◆ **YOUR OBJECTIVE**
Reproduce all the lines exactly as they stand, apart from the pictures.

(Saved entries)
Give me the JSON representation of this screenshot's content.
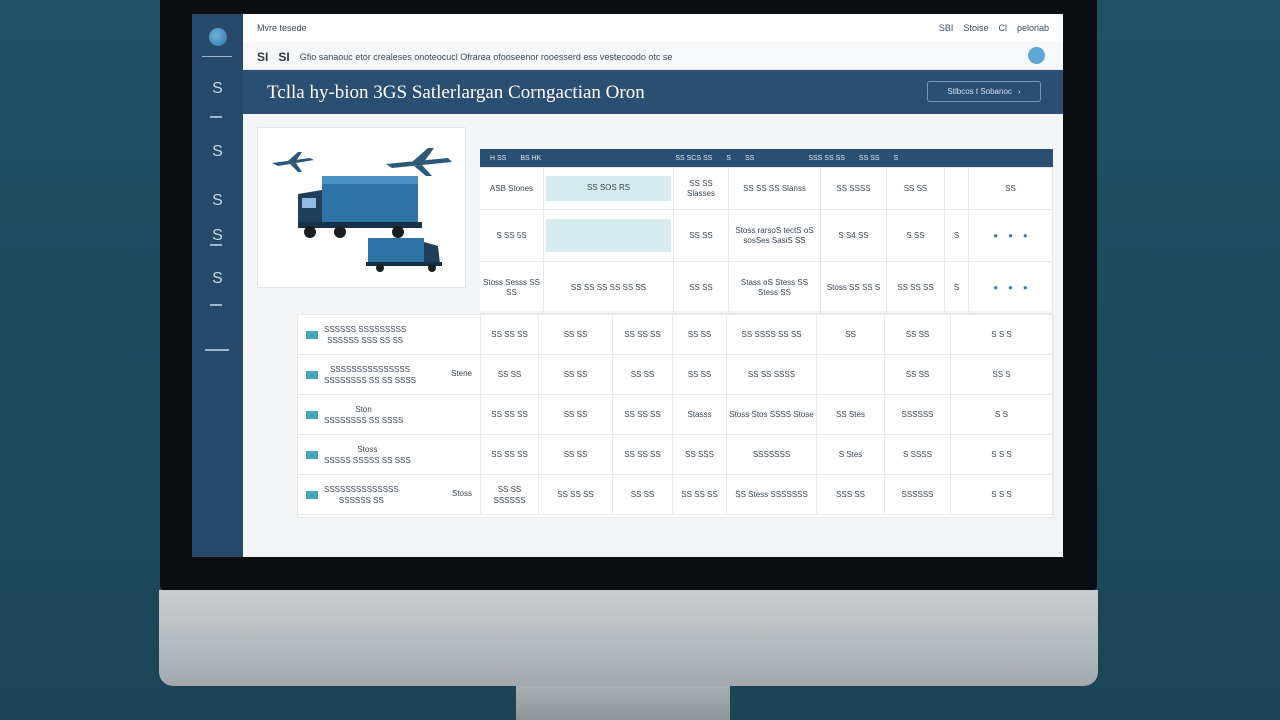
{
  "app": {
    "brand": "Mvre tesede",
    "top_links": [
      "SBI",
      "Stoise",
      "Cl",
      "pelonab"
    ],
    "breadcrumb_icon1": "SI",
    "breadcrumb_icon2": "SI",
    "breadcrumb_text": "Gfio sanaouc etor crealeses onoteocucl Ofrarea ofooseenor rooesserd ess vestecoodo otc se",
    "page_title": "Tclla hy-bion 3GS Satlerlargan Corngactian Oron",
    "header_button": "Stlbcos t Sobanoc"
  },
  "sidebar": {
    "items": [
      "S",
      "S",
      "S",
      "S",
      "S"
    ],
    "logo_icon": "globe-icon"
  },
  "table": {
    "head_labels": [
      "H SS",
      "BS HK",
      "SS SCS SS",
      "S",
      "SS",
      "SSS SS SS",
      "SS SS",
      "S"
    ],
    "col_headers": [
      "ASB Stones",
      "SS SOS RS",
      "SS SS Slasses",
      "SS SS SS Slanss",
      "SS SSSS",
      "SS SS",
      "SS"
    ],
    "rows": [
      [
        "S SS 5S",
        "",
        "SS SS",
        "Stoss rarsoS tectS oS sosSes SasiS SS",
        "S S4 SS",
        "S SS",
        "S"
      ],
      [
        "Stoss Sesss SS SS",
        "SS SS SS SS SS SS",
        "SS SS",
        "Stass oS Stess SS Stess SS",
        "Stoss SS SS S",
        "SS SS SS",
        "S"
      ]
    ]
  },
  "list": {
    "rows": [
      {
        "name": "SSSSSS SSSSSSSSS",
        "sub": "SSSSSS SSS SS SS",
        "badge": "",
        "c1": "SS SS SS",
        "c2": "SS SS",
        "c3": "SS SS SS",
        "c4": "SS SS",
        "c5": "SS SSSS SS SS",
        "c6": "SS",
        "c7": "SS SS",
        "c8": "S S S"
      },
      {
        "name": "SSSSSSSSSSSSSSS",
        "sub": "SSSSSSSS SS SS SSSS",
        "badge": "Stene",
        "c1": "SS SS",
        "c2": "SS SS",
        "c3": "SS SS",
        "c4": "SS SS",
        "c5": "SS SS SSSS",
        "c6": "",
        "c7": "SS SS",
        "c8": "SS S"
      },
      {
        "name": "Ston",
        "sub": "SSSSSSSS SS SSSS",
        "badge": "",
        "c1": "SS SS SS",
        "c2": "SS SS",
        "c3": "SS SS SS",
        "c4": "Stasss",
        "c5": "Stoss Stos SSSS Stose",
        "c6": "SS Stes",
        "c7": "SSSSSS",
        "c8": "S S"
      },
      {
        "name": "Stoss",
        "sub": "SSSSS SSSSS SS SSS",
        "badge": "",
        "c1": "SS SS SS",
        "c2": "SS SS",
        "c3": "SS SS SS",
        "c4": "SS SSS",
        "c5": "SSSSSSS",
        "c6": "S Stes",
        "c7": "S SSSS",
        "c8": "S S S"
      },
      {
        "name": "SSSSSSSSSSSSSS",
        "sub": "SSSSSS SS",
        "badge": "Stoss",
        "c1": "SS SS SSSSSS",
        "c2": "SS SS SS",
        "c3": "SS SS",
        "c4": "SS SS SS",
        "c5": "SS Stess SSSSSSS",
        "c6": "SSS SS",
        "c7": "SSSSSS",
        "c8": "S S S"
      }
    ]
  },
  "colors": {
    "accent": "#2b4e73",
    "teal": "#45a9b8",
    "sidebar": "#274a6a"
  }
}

◆ **WORKED ANSWER**
Give me the JSON representation of this screenshot's content.
{
  "app": {
    "brand": "Mvre tesede",
    "top_links": [
      "SBI",
      "Stoise",
      "Cl",
      "pelonab"
    ],
    "breadcrumb_icon1": "SI",
    "breadcrumb_icon2": "SI",
    "breadcrumb_text": "Gfio sanaouc etor crealeses onoteocucl Ofrarea ofooseenor rooesserd ess vestecoodo otc se",
    "page_title": "Tclla hy-bion 3GS Satlerlargan Corngactian Oron",
    "header_button": "Stlbcos t Sobanoc"
  },
  "sidebar": {
    "items": [
      "S",
      "S",
      "S",
      "S",
      "S"
    ],
    "logo_icon": "globe-icon"
  },
  "table": {
    "head_labels": [
      "H SS",
      "BS HK",
      "SS SCS SS",
      "S",
      "SS",
      "SSS SS SS",
      "SS SS",
      "S"
    ],
    "col_headers": [
      "ASB Stones",
      "SS SOS RS",
      "SS SS Slasses",
      "SS SS SS Slanss",
      "SS SSSS",
      "SS SS",
      "SS"
    ],
    "rows": [
      [
        "S SS 5S",
        "",
        "SS SS",
        "Stoss rarsoS tectS oS sosSes SasiS SS",
        "S S4 SS",
        "S SS",
        "S"
      ],
      [
        "Stoss Sesss SS SS",
        "SS SS SS SS SS SS",
        "SS SS",
        "Stass oS Stess SS Stess SS",
        "Stoss SS SS S",
        "SS SS SS",
        "S"
      ]
    ]
  },
  "list": {
    "rows": [
      {
        "name": "SSSSSS SSSSSSSSS",
        "sub": "SSSSSS SSS SS SS",
        "badge": "",
        "c1": "SS SS SS",
        "c2": "SS SS",
        "c3": "SS SS SS",
        "c4": "SS SS",
        "c5": "SS SSSS SS SS",
        "c6": "SS",
        "c7": "SS SS",
        "c8": "S S S"
      },
      {
        "name": "SSSSSSSSSSSSSSS",
        "sub": "SSSSSSSS SS SS SSSS",
        "badge": "Stene",
        "c1": "SS SS",
        "c2": "SS SS",
        "c3": "SS SS",
        "c4": "SS SS",
        "c5": "SS SS SSSS",
        "c6": "",
        "c7": "SS SS",
        "c8": "SS S"
      },
      {
        "name": "Ston",
        "sub": "SSSSSSSS SS SSSS",
        "badge": "",
        "c1": "SS SS SS",
        "c2": "SS SS",
        "c3": "SS SS SS",
        "c4": "Stasss",
        "c5": "Stoss Stos SSSS Stose",
        "c6": "SS Stes",
        "c7": "SSSSSS",
        "c8": "S S"
      },
      {
        "name": "Stoss",
        "sub": "SSSSS SSSSS SS SSS",
        "badge": "",
        "c1": "SS SS SS",
        "c2": "SS SS",
        "c3": "SS SS SS",
        "c4": "SS SSS",
        "c5": "SSSSSSS",
        "c6": "S Stes",
        "c7": "S SSSS",
        "c8": "S S S"
      },
      {
        "name": "SSSSSSSSSSSSSS",
        "sub": "SSSSSS SS",
        "badge": "Stoss",
        "c1": "SS SS SSSSSS",
        "c2": "SS SS SS",
        "c3": "SS SS",
        "c4": "SS SS SS",
        "c5": "SS Stess SSSSSSS",
        "c6": "SSS SS",
        "c7": "SSSSSS",
        "c8": "S S S"
      }
    ]
  },
  "colors": {
    "accent": "#2b4e73",
    "teal": "#45a9b8",
    "sidebar": "#274a6a"
  }
}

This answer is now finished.